Written exercise: Identify all lines in the data containing the string "Leases". Copy them out.

Extracted information:
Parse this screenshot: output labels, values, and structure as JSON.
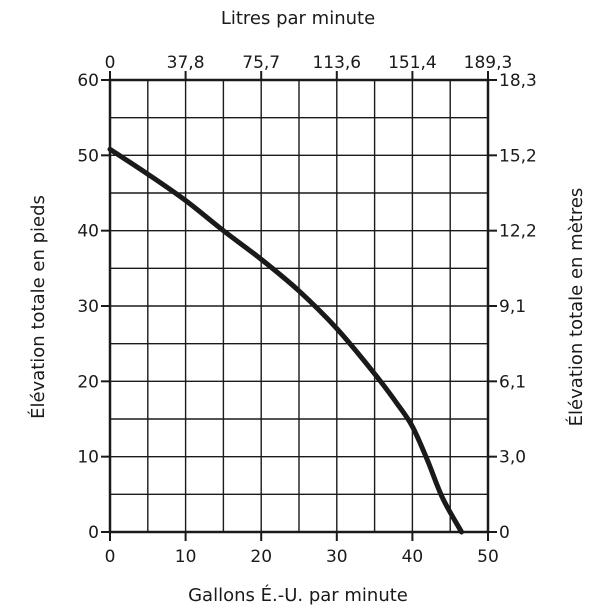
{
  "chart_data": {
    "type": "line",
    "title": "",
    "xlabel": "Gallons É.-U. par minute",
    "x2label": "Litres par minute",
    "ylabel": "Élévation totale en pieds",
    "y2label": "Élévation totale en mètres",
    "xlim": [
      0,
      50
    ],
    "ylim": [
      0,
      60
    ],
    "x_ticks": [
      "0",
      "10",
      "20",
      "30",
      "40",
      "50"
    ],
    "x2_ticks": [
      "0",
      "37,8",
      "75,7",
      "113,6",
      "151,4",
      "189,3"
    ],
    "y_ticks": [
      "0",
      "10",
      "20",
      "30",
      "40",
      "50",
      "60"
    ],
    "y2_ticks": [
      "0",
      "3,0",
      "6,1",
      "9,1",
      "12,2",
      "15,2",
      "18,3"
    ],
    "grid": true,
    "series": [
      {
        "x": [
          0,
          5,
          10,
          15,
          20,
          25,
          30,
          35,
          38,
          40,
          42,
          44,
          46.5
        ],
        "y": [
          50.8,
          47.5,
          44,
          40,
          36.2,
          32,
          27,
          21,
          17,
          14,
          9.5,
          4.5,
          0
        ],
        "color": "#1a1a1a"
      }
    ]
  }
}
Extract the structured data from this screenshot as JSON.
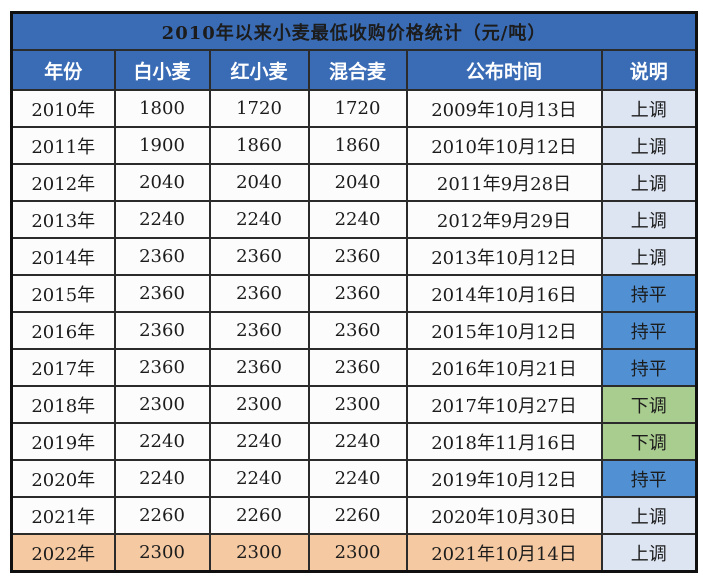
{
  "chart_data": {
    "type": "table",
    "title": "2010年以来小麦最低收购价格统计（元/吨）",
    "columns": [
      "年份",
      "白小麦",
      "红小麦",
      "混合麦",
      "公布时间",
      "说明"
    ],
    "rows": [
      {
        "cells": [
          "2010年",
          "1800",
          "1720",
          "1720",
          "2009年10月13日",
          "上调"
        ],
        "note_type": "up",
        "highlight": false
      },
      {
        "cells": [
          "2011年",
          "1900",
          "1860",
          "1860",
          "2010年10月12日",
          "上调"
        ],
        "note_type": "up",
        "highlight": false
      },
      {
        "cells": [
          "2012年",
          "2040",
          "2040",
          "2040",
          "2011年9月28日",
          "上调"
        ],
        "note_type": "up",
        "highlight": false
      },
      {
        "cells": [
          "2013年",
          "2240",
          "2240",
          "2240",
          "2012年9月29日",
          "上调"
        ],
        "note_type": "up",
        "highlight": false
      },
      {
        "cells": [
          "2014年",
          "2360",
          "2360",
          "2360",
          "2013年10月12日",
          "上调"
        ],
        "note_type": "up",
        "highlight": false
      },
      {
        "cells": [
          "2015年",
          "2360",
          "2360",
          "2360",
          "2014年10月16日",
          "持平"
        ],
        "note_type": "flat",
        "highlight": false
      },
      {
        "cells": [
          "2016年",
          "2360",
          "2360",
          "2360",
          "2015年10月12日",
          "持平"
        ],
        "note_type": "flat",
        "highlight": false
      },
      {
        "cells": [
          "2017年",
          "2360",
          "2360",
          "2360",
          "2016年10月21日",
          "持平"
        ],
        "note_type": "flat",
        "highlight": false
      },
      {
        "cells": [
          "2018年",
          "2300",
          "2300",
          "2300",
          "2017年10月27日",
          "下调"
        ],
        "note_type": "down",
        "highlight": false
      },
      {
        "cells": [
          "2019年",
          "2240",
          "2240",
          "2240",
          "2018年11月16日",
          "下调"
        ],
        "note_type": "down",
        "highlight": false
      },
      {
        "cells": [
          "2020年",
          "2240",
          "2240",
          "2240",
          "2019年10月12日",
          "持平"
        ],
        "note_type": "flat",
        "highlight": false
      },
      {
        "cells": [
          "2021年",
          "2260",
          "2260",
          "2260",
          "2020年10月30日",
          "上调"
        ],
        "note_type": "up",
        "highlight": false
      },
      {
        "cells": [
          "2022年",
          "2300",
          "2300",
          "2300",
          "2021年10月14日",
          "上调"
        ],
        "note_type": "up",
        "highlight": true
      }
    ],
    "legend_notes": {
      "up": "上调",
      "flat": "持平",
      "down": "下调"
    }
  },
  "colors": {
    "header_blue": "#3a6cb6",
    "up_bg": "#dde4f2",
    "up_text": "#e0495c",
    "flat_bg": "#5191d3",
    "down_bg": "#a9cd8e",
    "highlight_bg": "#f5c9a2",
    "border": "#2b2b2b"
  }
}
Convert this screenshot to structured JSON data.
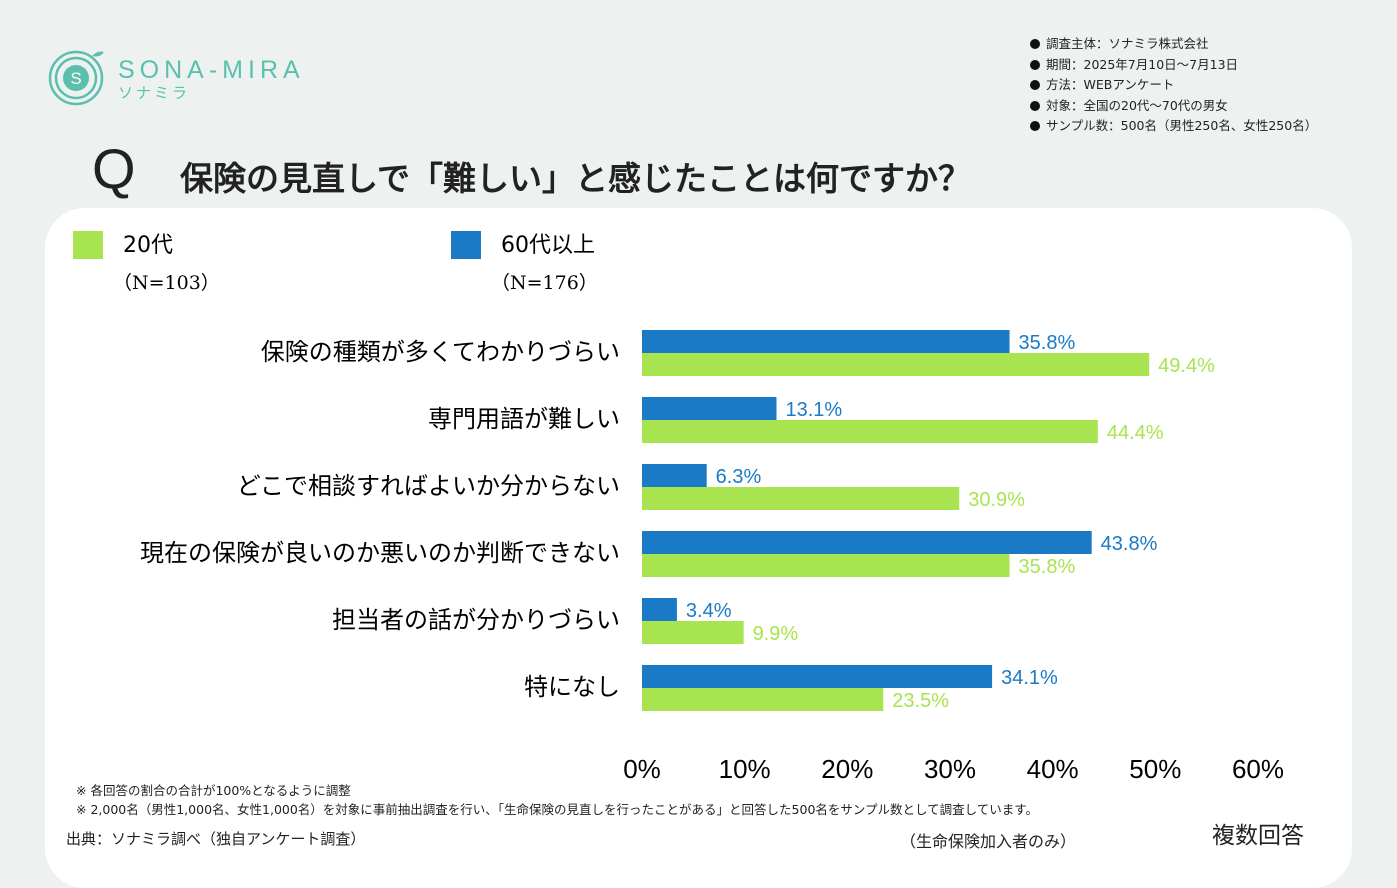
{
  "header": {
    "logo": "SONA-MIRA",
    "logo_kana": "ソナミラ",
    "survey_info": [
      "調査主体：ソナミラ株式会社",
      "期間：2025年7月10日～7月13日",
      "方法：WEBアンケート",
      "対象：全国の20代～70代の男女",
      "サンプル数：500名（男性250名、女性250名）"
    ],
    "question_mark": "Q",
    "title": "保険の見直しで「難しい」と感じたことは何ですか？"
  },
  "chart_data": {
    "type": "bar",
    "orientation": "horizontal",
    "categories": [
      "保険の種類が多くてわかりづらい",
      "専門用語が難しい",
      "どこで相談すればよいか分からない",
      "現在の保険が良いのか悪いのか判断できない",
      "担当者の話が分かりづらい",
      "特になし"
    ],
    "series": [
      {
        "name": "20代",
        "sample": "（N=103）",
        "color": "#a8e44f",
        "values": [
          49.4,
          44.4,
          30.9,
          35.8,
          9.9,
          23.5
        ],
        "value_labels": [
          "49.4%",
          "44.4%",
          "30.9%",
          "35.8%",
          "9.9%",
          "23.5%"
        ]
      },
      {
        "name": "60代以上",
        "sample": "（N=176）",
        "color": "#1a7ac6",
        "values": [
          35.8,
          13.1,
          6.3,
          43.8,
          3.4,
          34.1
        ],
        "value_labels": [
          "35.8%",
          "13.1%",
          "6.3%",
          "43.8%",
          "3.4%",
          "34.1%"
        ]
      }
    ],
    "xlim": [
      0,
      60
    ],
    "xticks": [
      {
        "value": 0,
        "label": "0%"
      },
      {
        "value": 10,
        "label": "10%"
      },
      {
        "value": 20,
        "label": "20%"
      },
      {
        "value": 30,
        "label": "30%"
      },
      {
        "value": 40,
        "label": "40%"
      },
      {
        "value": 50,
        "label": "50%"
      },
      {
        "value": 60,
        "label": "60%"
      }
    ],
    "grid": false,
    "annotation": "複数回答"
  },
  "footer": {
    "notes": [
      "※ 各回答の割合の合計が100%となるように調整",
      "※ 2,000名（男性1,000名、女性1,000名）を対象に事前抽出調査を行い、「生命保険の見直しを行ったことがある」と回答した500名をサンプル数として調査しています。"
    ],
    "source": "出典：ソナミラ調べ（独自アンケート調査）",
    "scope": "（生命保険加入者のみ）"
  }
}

...

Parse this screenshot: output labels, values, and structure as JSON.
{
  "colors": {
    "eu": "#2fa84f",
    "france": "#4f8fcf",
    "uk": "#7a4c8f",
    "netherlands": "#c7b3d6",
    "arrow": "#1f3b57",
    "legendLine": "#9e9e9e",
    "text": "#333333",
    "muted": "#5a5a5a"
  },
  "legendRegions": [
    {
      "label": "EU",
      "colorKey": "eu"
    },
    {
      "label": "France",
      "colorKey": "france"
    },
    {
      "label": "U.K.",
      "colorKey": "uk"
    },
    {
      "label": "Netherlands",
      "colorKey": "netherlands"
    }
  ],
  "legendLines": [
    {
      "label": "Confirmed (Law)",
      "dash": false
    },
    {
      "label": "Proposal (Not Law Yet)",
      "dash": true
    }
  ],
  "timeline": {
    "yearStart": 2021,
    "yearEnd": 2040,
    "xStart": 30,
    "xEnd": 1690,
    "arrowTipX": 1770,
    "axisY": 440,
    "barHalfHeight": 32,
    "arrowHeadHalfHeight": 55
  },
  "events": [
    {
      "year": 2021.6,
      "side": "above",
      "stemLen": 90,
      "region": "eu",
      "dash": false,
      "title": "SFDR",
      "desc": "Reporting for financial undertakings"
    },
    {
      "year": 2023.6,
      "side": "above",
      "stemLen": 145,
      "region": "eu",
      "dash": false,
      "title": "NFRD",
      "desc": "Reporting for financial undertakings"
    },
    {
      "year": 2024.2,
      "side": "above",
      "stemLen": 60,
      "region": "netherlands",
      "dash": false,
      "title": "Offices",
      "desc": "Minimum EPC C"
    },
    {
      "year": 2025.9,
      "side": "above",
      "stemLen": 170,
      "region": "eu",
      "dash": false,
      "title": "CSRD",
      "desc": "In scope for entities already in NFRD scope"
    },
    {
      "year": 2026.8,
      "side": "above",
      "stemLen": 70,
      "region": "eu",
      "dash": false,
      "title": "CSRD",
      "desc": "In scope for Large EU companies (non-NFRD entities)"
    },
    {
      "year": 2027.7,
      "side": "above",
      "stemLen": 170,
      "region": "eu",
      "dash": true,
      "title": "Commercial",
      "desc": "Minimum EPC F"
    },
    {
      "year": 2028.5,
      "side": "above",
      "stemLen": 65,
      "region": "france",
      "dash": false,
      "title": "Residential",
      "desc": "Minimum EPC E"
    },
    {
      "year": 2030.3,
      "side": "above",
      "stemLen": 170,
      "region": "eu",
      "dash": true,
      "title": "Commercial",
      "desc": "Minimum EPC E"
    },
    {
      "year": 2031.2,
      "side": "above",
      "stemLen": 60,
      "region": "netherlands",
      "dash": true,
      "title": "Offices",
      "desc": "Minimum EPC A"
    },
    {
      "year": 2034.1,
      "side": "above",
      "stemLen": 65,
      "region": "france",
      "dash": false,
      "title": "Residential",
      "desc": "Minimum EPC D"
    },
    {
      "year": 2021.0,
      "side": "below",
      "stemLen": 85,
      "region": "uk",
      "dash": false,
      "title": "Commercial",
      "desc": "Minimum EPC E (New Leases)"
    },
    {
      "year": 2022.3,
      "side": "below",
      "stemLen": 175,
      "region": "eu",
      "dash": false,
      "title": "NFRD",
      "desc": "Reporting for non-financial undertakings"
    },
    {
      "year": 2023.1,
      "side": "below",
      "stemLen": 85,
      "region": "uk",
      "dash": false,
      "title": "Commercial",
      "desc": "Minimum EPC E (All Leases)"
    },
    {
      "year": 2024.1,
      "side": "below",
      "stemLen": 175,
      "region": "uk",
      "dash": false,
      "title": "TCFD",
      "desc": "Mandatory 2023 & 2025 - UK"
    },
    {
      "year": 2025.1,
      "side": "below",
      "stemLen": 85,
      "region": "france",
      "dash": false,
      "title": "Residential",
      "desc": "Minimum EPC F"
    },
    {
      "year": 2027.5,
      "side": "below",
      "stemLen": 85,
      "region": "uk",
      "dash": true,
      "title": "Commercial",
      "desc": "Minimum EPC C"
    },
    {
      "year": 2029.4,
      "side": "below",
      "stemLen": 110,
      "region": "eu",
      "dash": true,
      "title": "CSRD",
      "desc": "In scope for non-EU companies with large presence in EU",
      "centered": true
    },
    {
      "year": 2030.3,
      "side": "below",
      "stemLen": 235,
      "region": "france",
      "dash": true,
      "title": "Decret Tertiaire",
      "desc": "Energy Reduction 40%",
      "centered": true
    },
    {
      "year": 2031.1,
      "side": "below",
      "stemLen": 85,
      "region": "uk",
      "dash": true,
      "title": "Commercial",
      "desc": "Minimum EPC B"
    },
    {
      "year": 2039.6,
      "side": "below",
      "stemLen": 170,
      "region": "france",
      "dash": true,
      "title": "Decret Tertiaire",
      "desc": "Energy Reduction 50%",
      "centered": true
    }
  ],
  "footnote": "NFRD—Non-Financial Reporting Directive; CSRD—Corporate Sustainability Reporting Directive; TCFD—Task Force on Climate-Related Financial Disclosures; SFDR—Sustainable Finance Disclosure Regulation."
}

Answer to this task:
      "desc": "Minimum EPC E (New Leases)"
      "desc": "Minimum EPC E (All Leases)"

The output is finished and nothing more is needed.